>> Begin

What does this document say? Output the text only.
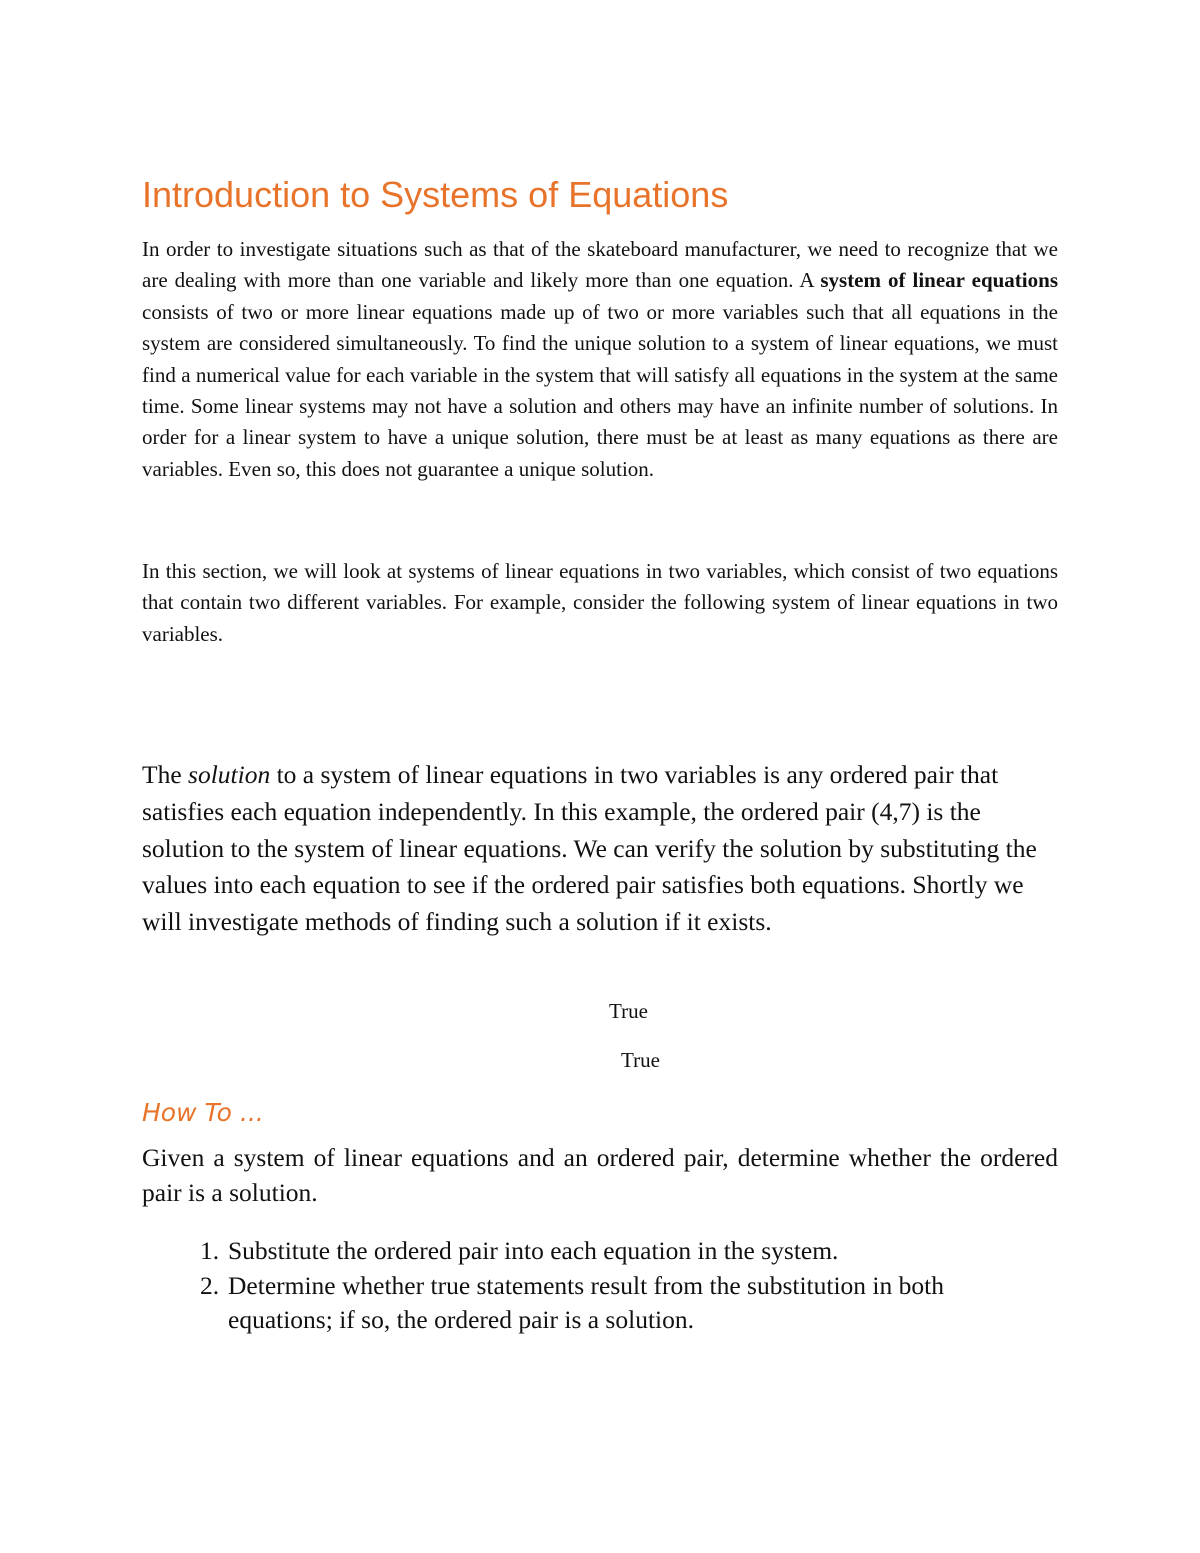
Introduction to Systems of Equations

In order to investigate situations such as that of the skateboard manufacturer, we need to recognize that we are dealing with more than one variable and likely more than one equation. A system of linear equations consists of two or more linear equations made up of two or more variables such that all equations in the system are considered simultaneously. To find the unique solution to a system of linear equations, we must find a numerical value for each variable in the system that will satisfy all equations in the system at the same time. Some linear systems may not have a solution and others may have an infinite number of solutions. In order for a linear system to have a unique solution, there must be at least as many equations as there are variables. Even so, this does not guarantee a unique solution.

In this section, we will look at systems of linear equations in two variables, which consist of two equations that contain two different variables. For example, consider the following system of linear equations in two variables.

The solution to a system of linear equations in two variables is any ordered pair that satisfies each equation independently. In this example, the ordered pair (4,7) is the solution to the system of linear equations. We can verify the solution by substituting the values into each equation to see if the ordered pair satisfies both equations. Shortly we will investigate methods of finding such a solution if it exists.

True

True

How To ...

Given a system of linear equations and an ordered pair, determine whether the ordered pair is a solution.

1. Substitute the ordered pair into each equation in the system.
2. Determine whether true statements result from the substitution in both equations; if so, the ordered pair is a solution.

>> End

*Task brief*
Find the word "both" and list each line it appears in.

*Result*
The solution to a system of linear equations in two variables is any ordered pair that satisfies each equation independently. In this example, the ordered pair (4,7) is the solution to the system of linear equations. We can verify the solution by substituting the values into each equation to see if the ordered pair satisfies both equations. Shortly we will investigate methods of finding such a solution if it exists.
2. Determine whether true statements result from the substitution in both equations; if so, the ordered pair is a solution.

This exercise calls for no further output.